*Data provided:*
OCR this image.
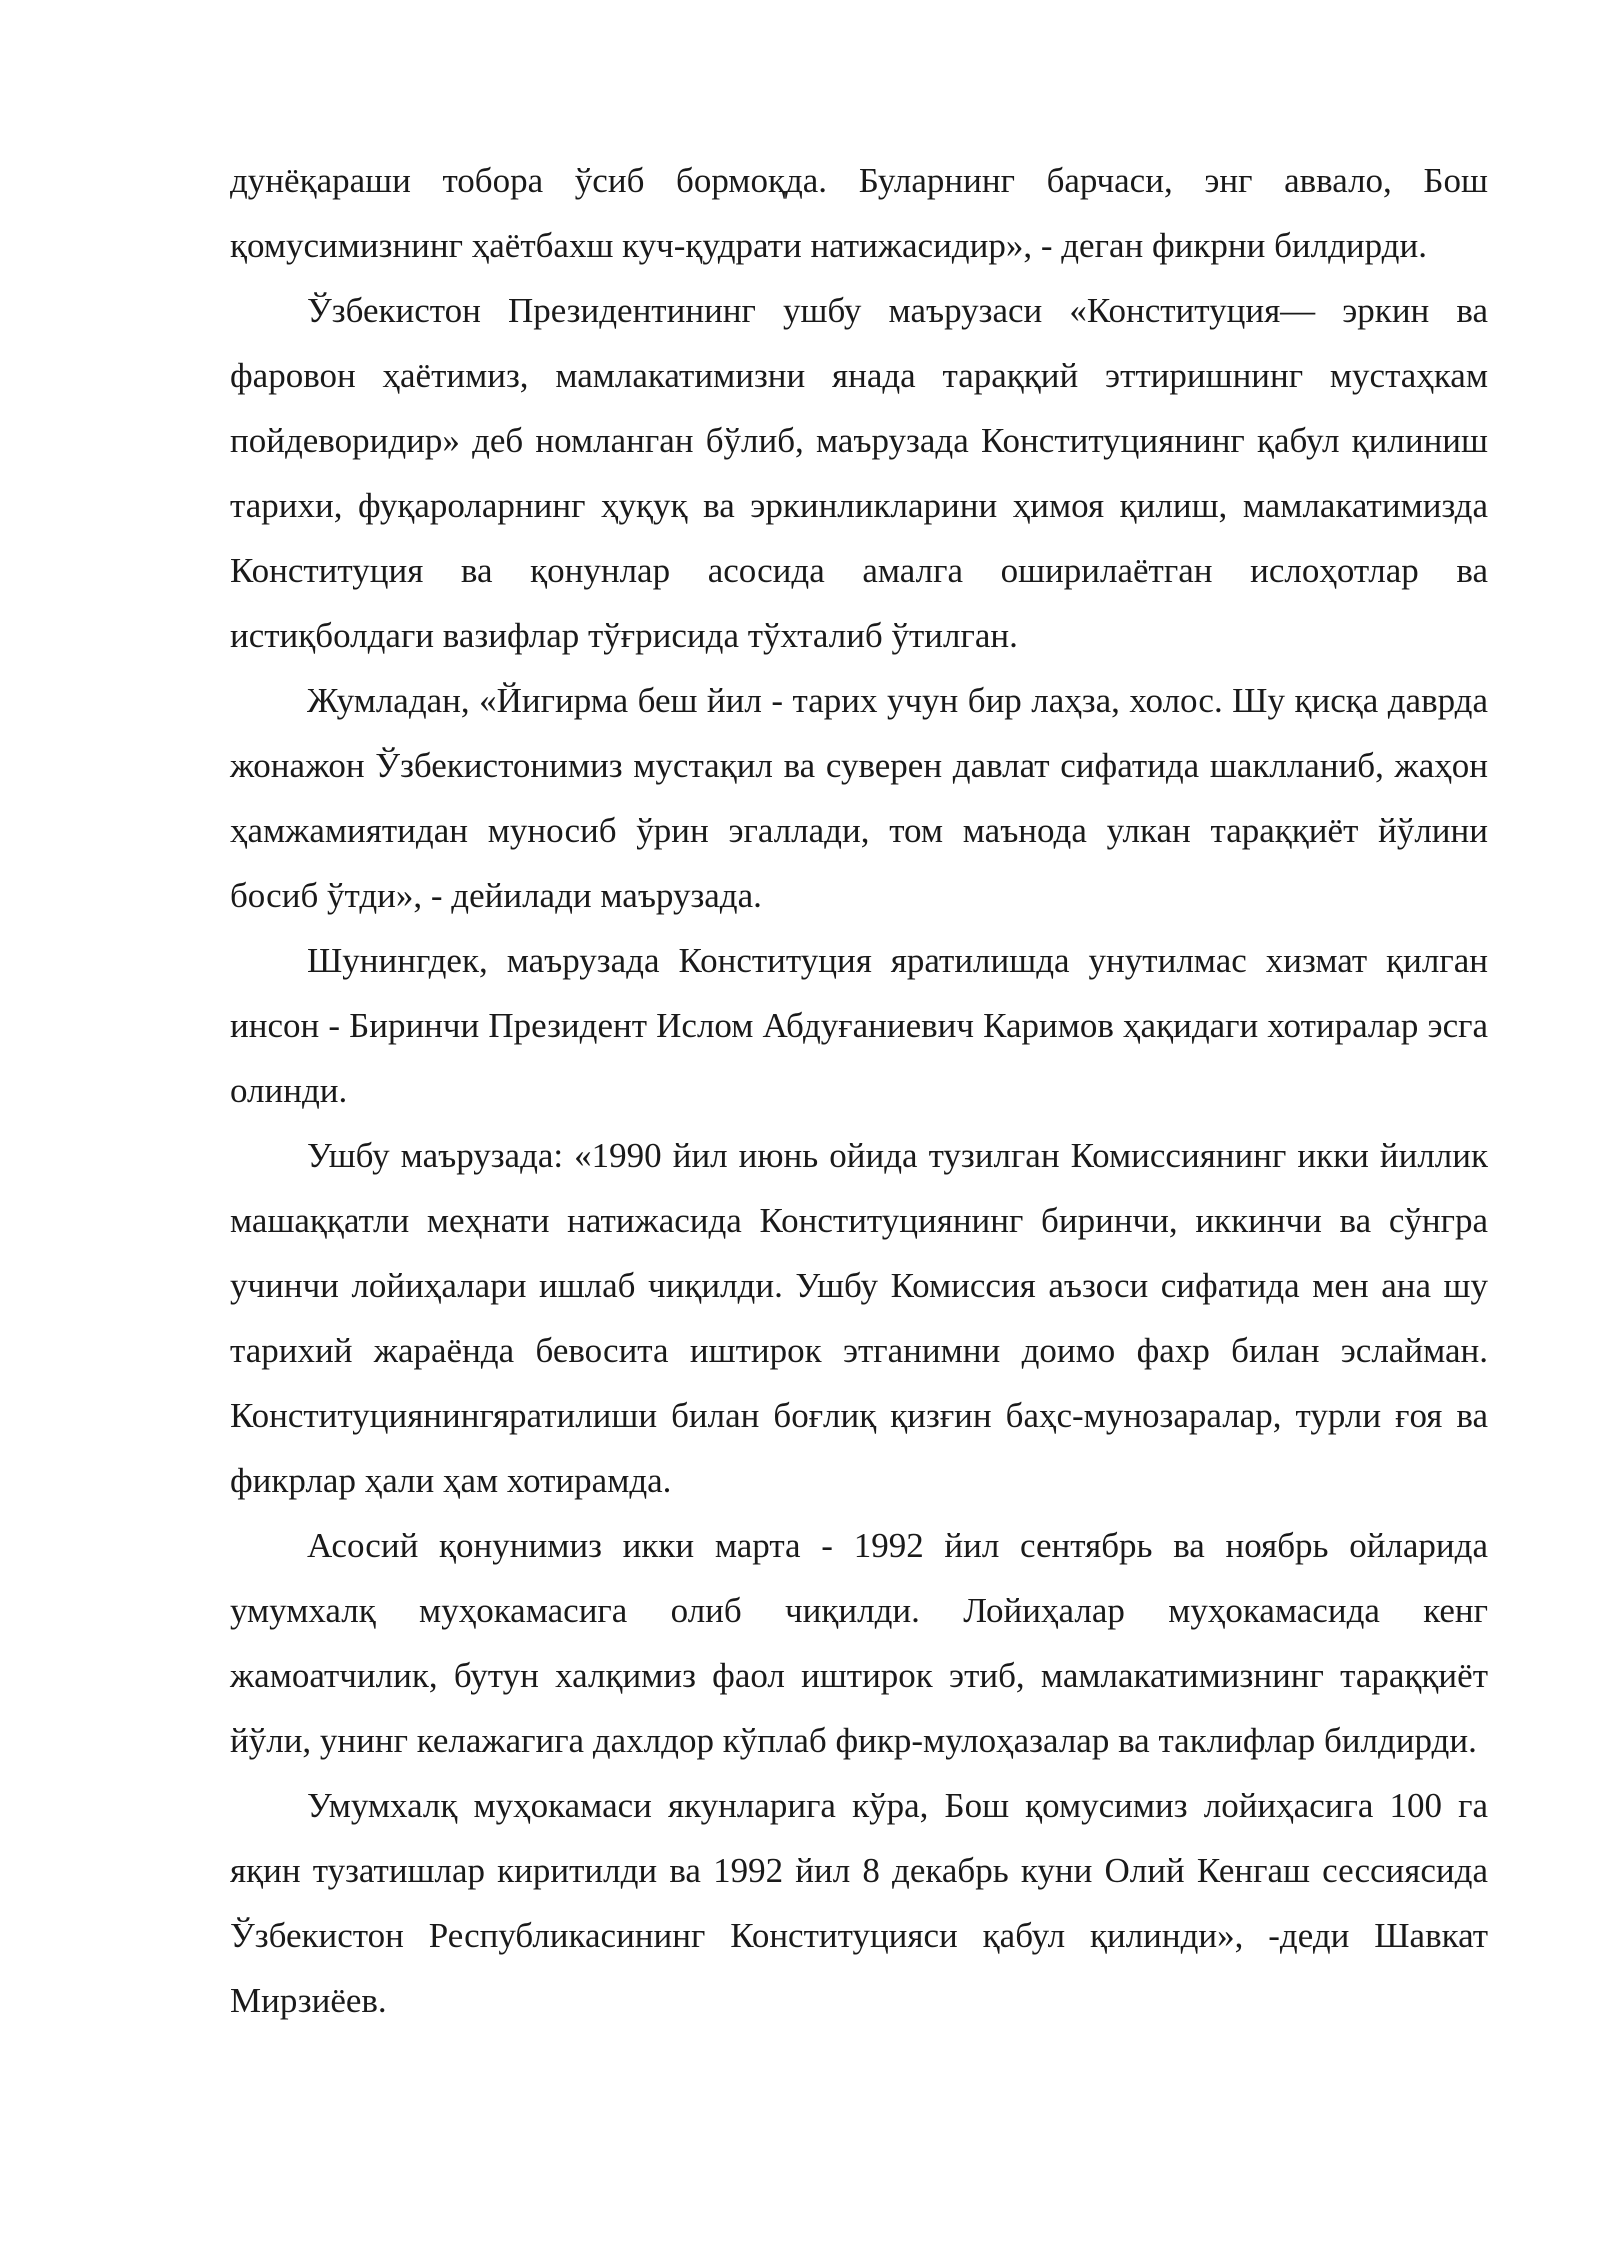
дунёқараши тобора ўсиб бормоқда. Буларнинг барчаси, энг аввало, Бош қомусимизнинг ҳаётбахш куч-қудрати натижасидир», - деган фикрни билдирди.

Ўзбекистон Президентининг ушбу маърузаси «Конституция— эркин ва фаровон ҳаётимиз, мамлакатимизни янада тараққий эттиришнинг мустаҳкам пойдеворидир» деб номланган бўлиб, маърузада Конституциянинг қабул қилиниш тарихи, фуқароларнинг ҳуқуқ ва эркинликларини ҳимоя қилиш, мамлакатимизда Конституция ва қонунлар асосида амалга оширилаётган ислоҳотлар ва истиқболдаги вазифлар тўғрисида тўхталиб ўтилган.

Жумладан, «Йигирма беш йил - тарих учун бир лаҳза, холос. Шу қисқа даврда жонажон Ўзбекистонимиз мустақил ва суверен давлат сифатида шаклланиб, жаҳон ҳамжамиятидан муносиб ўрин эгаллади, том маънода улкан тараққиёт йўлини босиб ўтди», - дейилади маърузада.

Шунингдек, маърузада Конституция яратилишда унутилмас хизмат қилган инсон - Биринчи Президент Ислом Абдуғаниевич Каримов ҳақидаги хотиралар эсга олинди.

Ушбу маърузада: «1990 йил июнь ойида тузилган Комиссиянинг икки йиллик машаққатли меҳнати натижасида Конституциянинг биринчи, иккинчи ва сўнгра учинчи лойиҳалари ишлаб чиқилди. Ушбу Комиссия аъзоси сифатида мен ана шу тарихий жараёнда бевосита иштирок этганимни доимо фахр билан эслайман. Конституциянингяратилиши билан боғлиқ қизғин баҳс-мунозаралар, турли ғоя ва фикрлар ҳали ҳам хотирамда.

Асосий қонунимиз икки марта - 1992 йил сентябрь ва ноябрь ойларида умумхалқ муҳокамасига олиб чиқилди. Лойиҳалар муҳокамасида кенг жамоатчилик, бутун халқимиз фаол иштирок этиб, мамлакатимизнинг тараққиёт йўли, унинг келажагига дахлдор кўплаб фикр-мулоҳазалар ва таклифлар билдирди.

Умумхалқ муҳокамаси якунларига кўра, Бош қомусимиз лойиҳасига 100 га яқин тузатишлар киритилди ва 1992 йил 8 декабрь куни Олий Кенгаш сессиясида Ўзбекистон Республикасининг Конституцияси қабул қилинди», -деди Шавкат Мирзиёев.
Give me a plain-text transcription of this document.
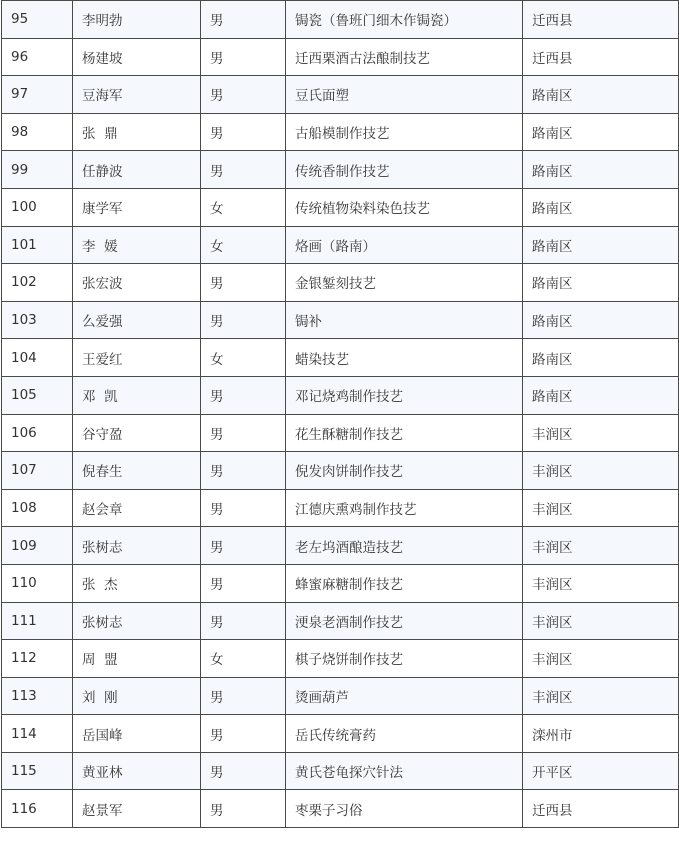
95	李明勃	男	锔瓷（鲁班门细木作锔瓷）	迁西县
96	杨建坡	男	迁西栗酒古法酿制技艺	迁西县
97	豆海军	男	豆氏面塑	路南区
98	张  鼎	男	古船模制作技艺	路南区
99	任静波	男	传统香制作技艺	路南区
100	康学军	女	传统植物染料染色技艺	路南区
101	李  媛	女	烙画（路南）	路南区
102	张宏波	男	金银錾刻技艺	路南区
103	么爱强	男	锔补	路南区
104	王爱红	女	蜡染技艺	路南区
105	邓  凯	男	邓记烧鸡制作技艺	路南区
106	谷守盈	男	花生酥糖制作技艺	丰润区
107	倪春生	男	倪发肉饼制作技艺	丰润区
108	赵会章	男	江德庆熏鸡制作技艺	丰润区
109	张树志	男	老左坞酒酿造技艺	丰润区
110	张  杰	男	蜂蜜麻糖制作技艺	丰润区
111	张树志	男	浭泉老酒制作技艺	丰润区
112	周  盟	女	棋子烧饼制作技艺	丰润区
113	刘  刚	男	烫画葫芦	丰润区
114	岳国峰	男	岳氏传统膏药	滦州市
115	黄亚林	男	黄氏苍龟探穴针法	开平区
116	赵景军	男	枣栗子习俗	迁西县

*Exercise objective:*
In the entries above, how many lines contain the word "икки"? Answer with the number only.

*Exercise response:*
2